> [Exercise task]
Filter these entries, keeping only lines that hold the word "screenshot".

> [Listing]
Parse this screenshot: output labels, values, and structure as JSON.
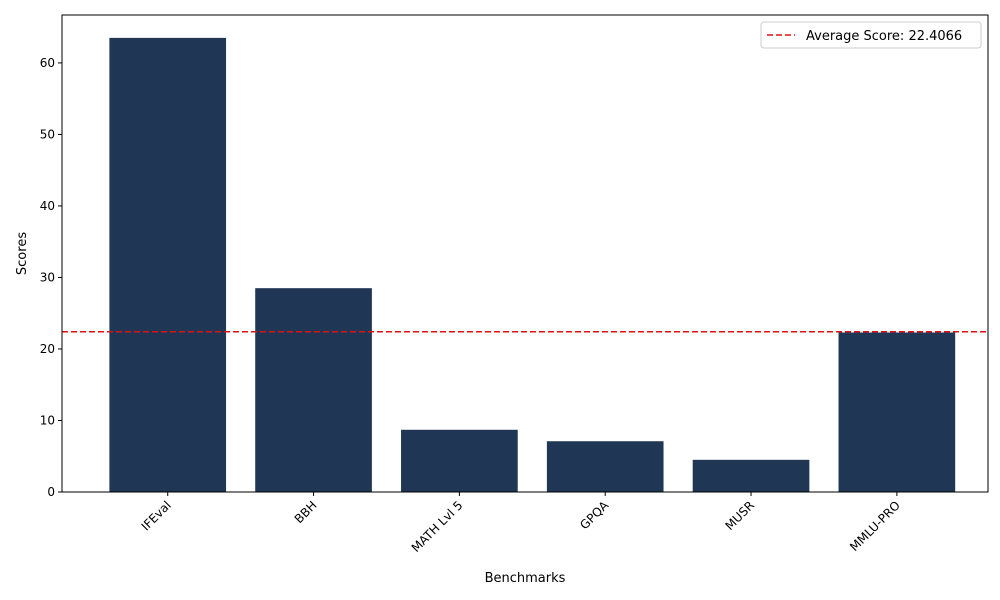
{
  "chart_data": {
    "type": "bar",
    "categories": [
      "IFEval",
      "BBH",
      "MATH Lvl 5",
      "GPQA",
      "MUSR",
      "MMLU-PRO"
    ],
    "values": [
      63.5,
      28.5,
      8.7,
      7.1,
      4.5,
      22.3
    ],
    "xlabel": "Benchmarks",
    "ylabel": "Scores",
    "ylim": [
      0,
      66.7
    ],
    "yticks": [
      0,
      10,
      20,
      30,
      40,
      50,
      60
    ],
    "xtick_rotation_deg": 45,
    "bar_color": "#1f3655",
    "grid": false,
    "reference_line": {
      "label": "Average Score: 22.4066",
      "value": 22.4066,
      "color": "#dd1111",
      "style": "dashed"
    },
    "legend_placement": "top-right"
  }
}
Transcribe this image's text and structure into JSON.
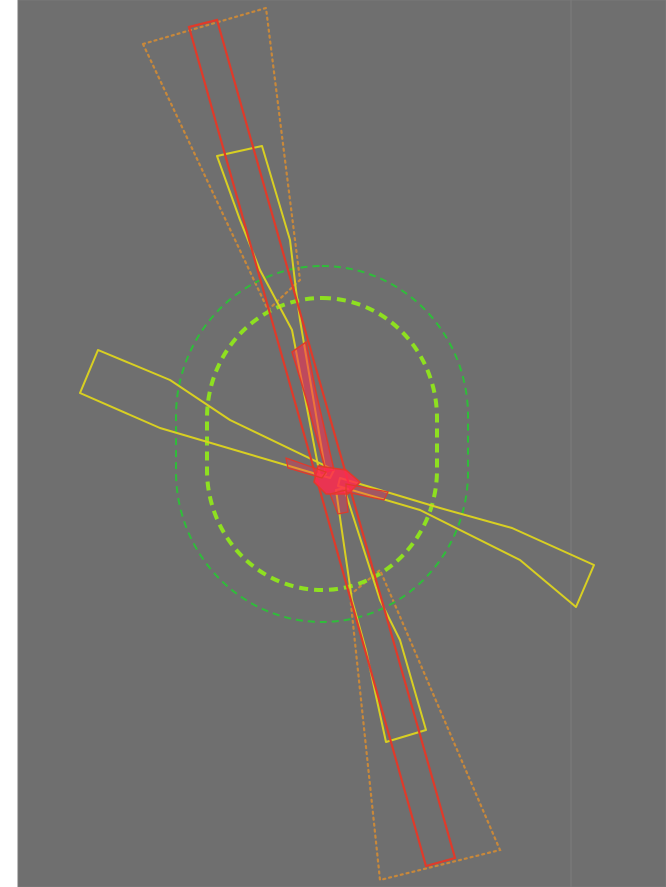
{
  "scene": {
    "description_free": true,
    "colors": {
      "background": "#ffffff",
      "canvas": "#6f6f6f",
      "frame_edge": "#7a7a7a",
      "grid_line": "#7c7c7c",
      "red_outline": "#e03a2a",
      "red_fill_core": "#ff2a4e",
      "yellow_outline": "#d8cf22",
      "dotted_orange": "#c8883a",
      "green_outer": "#2fbd3a",
      "green_inner": "#8ee020"
    },
    "icons": {
      "red_beam": "long-rectangle-outline",
      "yellow_blade": "tapered-blade-outline",
      "dotted_cone": "dotted-wedge-outline",
      "green_zone": "dashed-rounded-oval"
    }
  }
}
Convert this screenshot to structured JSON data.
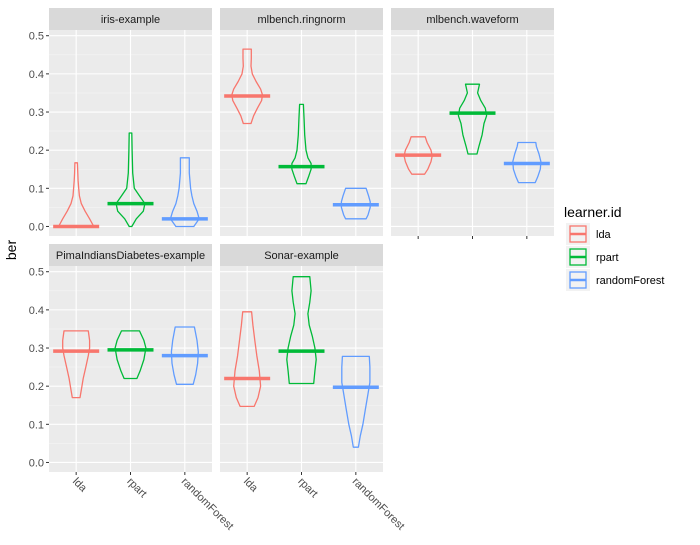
{
  "chart_data": {
    "type": "violin",
    "ylabel": "ber",
    "xlabel": "",
    "ylim": [
      -0.025,
      0.515
    ],
    "yticks": [
      0.0,
      0.1,
      0.2,
      0.3,
      0.4,
      0.5
    ],
    "ytick_labels": [
      "0.0",
      "0.1",
      "0.2",
      "0.3",
      "0.4",
      "0.5"
    ],
    "categories": [
      "lda",
      "rpart",
      "randomForest"
    ],
    "colors": {
      "lda": "#F8766D",
      "rpart": "#00BA38",
      "randomForest": "#619CFF"
    },
    "legend": {
      "title": "learner.id",
      "position": "right",
      "entries": [
        "lda",
        "rpart",
        "randomForest"
      ]
    },
    "panels": [
      {
        "task": "iris-example",
        "violins": [
          {
            "learner": "lda",
            "median": 0.0,
            "shape": [
              [
                0.0,
                0.55
              ],
              [
                0.02,
                0.42
              ],
              [
                0.04,
                0.28
              ],
              [
                0.06,
                0.16
              ],
              [
                0.08,
                0.1
              ],
              [
                0.1,
                0.08
              ],
              [
                0.12,
                0.06
              ],
              [
                0.14,
                0.05
              ],
              [
                0.167,
                0.04
              ]
            ]
          },
          {
            "learner": "rpart",
            "median": 0.06,
            "shape": [
              [
                0.0,
                0.04
              ],
              [
                0.02,
                0.18
              ],
              [
                0.04,
                0.4
              ],
              [
                0.06,
                0.45
              ],
              [
                0.08,
                0.28
              ],
              [
                0.1,
                0.12
              ],
              [
                0.14,
                0.07
              ],
              [
                0.2,
                0.05
              ],
              [
                0.245,
                0.04
              ]
            ]
          },
          {
            "learner": "randomForest",
            "median": 0.02,
            "shape": [
              [
                0.0,
                0.28
              ],
              [
                0.02,
                0.45
              ],
              [
                0.04,
                0.38
              ],
              [
                0.06,
                0.28
              ],
              [
                0.08,
                0.22
              ],
              [
                0.1,
                0.18
              ],
              [
                0.14,
                0.14
              ],
              [
                0.18,
                0.14
              ]
            ]
          }
        ]
      },
      {
        "task": "mlbench.ringnorm",
        "violins": [
          {
            "learner": "lda",
            "median": 0.342,
            "shape": [
              [
                0.27,
                0.12
              ],
              [
                0.29,
                0.2
              ],
              [
                0.31,
                0.32
              ],
              [
                0.33,
                0.45
              ],
              [
                0.345,
                0.48
              ],
              [
                0.36,
                0.42
              ],
              [
                0.38,
                0.28
              ],
              [
                0.4,
                0.16
              ],
              [
                0.42,
                0.12
              ],
              [
                0.44,
                0.13
              ],
              [
                0.465,
                0.13
              ]
            ]
          },
          {
            "learner": "rpart",
            "median": 0.157,
            "shape": [
              [
                0.112,
                0.14
              ],
              [
                0.13,
                0.22
              ],
              [
                0.15,
                0.3
              ],
              [
                0.165,
                0.3
              ],
              [
                0.18,
                0.2
              ],
              [
                0.2,
                0.14
              ],
              [
                0.24,
                0.1
              ],
              [
                0.28,
                0.08
              ],
              [
                0.32,
                0.06
              ]
            ]
          },
          {
            "learner": "randomForest",
            "median": 0.057,
            "shape": [
              [
                0.02,
                0.32
              ],
              [
                0.03,
                0.38
              ],
              [
                0.05,
                0.45
              ],
              [
                0.065,
                0.45
              ],
              [
                0.08,
                0.4
              ],
              [
                0.1,
                0.32
              ]
            ]
          }
        ]
      },
      {
        "task": "mlbench.waveform",
        "violins": [
          {
            "learner": "lda",
            "median": 0.187,
            "shape": [
              [
                0.137,
                0.2
              ],
              [
                0.15,
                0.3
              ],
              [
                0.17,
                0.4
              ],
              [
                0.185,
                0.44
              ],
              [
                0.2,
                0.4
              ],
              [
                0.22,
                0.28
              ],
              [
                0.235,
                0.22
              ]
            ]
          },
          {
            "learner": "rpart",
            "median": 0.297,
            "shape": [
              [
                0.19,
                0.14
              ],
              [
                0.21,
                0.2
              ],
              [
                0.24,
                0.3
              ],
              [
                0.27,
                0.36
              ],
              [
                0.29,
                0.44
              ],
              [
                0.31,
                0.4
              ],
              [
                0.33,
                0.26
              ],
              [
                0.35,
                0.16
              ],
              [
                0.373,
                0.22
              ]
            ]
          },
          {
            "learner": "randomForest",
            "median": 0.165,
            "shape": [
              [
                0.115,
                0.26
              ],
              [
                0.13,
                0.34
              ],
              [
                0.15,
                0.42
              ],
              [
                0.17,
                0.44
              ],
              [
                0.19,
                0.38
              ],
              [
                0.21,
                0.3
              ],
              [
                0.22,
                0.28
              ]
            ]
          }
        ]
      },
      {
        "task": "PimaIndiansDiabetes-example",
        "violins": [
          {
            "learner": "lda",
            "median": 0.292,
            "shape": [
              [
                0.17,
                0.12
              ],
              [
                0.19,
                0.16
              ],
              [
                0.22,
                0.22
              ],
              [
                0.25,
                0.3
              ],
              [
                0.28,
                0.38
              ],
              [
                0.3,
                0.42
              ],
              [
                0.32,
                0.42
              ],
              [
                0.345,
                0.38
              ]
            ]
          },
          {
            "learner": "rpart",
            "median": 0.295,
            "shape": [
              [
                0.22,
                0.2
              ],
              [
                0.24,
                0.3
              ],
              [
                0.27,
                0.42
              ],
              [
                0.3,
                0.48
              ],
              [
                0.32,
                0.42
              ],
              [
                0.345,
                0.28
              ]
            ]
          },
          {
            "learner": "randomForest",
            "median": 0.28,
            "shape": [
              [
                0.205,
                0.26
              ],
              [
                0.23,
                0.34
              ],
              [
                0.26,
                0.4
              ],
              [
                0.29,
                0.42
              ],
              [
                0.32,
                0.38
              ],
              [
                0.355,
                0.3
              ]
            ]
          }
        ]
      },
      {
        "task": "Sonar-example",
        "violins": [
          {
            "learner": "lda",
            "median": 0.22,
            "shape": [
              [
                0.147,
                0.22
              ],
              [
                0.17,
                0.34
              ],
              [
                0.2,
                0.42
              ],
              [
                0.24,
                0.38
              ],
              [
                0.28,
                0.3
              ],
              [
                0.32,
                0.24
              ],
              [
                0.36,
                0.18
              ],
              [
                0.395,
                0.14
              ]
            ]
          },
          {
            "learner": "rpart",
            "median": 0.292,
            "shape": [
              [
                0.207,
                0.38
              ],
              [
                0.24,
                0.42
              ],
              [
                0.27,
                0.46
              ],
              [
                0.3,
                0.42
              ],
              [
                0.33,
                0.34
              ],
              [
                0.36,
                0.24
              ],
              [
                0.39,
                0.2
              ],
              [
                0.42,
                0.26
              ],
              [
                0.45,
                0.3
              ],
              [
                0.487,
                0.26
              ]
            ]
          },
          {
            "learner": "randomForest",
            "median": 0.197,
            "shape": [
              [
                0.04,
                0.08
              ],
              [
                0.07,
                0.14
              ],
              [
                0.1,
                0.22
              ],
              [
                0.14,
                0.3
              ],
              [
                0.18,
                0.38
              ],
              [
                0.21,
                0.44
              ],
              [
                0.25,
                0.44
              ],
              [
                0.278,
                0.42
              ]
            ]
          }
        ]
      }
    ]
  }
}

> [Response to the exercise]
Parse this screenshot: output labels, values, and structure as JSON.
Convert this screenshot to structured JSON data.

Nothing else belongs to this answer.